#### Data in this exercise ####

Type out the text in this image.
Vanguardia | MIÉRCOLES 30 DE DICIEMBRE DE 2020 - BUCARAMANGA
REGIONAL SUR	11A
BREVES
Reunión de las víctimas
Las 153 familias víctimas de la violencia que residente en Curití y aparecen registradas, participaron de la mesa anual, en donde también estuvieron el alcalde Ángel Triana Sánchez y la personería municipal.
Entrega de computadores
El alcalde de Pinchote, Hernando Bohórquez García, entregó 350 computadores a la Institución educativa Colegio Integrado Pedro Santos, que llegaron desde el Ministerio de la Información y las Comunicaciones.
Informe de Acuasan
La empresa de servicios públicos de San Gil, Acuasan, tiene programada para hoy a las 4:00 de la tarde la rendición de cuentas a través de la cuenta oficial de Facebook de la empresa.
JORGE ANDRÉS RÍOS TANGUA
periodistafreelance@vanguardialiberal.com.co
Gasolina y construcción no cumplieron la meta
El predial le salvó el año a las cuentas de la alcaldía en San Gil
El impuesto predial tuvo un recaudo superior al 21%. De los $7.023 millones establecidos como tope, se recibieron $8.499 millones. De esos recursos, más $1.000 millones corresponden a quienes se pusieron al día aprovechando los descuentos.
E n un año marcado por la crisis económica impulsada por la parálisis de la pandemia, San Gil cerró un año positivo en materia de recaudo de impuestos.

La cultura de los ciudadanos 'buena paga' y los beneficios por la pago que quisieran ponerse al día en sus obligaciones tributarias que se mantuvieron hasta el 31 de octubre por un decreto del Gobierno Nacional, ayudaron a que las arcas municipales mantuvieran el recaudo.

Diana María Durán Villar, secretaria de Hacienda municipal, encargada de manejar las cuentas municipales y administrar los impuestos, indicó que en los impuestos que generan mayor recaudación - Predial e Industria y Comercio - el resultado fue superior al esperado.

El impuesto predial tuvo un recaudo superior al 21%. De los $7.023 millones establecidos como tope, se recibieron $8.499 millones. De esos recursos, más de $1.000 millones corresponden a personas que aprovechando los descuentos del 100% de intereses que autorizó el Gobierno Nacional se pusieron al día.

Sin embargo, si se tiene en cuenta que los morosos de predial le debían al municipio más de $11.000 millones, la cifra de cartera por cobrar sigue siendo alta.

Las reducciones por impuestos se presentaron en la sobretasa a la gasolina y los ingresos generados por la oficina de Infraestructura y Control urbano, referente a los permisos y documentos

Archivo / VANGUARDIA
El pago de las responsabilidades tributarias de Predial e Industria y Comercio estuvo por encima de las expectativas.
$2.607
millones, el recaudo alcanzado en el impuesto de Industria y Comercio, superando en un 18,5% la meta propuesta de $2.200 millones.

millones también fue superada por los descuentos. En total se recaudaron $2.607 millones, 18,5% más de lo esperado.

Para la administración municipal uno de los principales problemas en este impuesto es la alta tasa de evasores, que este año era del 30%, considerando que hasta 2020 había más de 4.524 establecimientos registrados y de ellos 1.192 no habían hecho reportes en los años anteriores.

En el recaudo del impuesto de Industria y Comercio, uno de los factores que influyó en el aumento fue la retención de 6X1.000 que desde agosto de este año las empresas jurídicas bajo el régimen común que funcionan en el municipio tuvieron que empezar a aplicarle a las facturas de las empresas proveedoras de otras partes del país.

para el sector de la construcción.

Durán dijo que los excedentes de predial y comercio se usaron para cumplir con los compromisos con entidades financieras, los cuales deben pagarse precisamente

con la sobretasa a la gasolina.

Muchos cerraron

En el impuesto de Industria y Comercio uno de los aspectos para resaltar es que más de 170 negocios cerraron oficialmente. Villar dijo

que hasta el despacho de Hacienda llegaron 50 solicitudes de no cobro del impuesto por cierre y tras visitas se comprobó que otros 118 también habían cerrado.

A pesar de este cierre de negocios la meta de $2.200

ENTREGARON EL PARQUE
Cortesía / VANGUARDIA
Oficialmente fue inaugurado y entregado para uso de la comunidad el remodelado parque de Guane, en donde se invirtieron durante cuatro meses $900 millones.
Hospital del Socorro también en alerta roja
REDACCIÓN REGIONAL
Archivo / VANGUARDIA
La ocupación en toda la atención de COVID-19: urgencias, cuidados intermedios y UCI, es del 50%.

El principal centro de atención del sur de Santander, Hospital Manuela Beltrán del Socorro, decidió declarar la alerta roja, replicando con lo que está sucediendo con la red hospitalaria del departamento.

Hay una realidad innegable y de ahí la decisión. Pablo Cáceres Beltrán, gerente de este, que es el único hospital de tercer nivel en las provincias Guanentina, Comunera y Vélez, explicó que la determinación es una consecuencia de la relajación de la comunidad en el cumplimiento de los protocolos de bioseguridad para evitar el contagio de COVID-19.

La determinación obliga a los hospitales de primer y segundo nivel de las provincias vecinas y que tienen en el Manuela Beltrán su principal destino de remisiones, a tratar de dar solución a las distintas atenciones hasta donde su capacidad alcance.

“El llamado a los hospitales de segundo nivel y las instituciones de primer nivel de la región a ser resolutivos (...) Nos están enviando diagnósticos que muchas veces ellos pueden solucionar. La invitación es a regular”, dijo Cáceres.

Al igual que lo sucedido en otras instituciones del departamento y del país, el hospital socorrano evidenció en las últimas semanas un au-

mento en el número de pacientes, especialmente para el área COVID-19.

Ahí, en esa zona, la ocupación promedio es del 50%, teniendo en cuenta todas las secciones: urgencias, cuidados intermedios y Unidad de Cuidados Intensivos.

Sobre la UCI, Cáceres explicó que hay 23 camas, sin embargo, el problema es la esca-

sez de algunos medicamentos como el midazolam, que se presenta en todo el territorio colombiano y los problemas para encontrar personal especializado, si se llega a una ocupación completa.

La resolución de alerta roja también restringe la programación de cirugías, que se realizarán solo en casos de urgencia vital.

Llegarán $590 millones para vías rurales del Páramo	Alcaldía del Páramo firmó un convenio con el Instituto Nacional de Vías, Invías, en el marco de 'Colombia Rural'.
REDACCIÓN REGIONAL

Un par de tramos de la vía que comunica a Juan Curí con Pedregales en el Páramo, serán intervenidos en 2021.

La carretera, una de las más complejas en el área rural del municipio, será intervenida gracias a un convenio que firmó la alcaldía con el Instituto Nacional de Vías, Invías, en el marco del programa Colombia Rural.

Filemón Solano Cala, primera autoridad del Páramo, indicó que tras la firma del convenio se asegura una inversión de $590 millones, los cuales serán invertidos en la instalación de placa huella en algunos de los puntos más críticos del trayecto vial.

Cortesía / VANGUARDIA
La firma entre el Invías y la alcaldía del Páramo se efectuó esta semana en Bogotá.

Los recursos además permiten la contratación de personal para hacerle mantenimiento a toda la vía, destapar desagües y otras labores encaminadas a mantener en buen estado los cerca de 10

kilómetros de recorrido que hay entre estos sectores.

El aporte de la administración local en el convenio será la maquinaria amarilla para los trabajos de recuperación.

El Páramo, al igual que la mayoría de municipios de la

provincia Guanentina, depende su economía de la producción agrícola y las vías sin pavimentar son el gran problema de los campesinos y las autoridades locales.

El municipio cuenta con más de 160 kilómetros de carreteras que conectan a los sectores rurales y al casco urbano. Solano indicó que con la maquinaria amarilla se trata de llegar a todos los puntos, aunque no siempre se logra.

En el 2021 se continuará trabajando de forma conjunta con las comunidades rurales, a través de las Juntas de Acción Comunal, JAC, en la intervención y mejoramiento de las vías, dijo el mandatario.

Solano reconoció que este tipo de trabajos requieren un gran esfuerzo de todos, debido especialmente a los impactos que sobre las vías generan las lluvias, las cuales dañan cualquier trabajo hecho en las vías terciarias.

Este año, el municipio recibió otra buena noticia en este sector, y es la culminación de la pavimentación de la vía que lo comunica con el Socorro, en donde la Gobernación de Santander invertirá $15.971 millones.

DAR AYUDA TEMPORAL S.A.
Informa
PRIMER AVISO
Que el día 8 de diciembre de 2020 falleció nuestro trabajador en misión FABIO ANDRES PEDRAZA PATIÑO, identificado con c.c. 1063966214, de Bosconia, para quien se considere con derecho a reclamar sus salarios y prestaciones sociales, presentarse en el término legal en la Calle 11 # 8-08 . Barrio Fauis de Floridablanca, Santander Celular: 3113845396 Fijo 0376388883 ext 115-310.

####

Problem ▸ Please list every line of the records that contains "pago".

The result ▸
La cultura de los ciudadanos 'buena paga' y los beneficios por la pago que quisieran ponerse al día en sus obligaciones tributarias que se mantuvieron hasta el 31 de octubre por un decreto del Gobierno Nacional, ayudaron a que las arcas municipales mantuvieran el recaudo.
El pago de las responsabilidades tributarias de Predial e Industria y Comercio estuvo por encima de las expectativas.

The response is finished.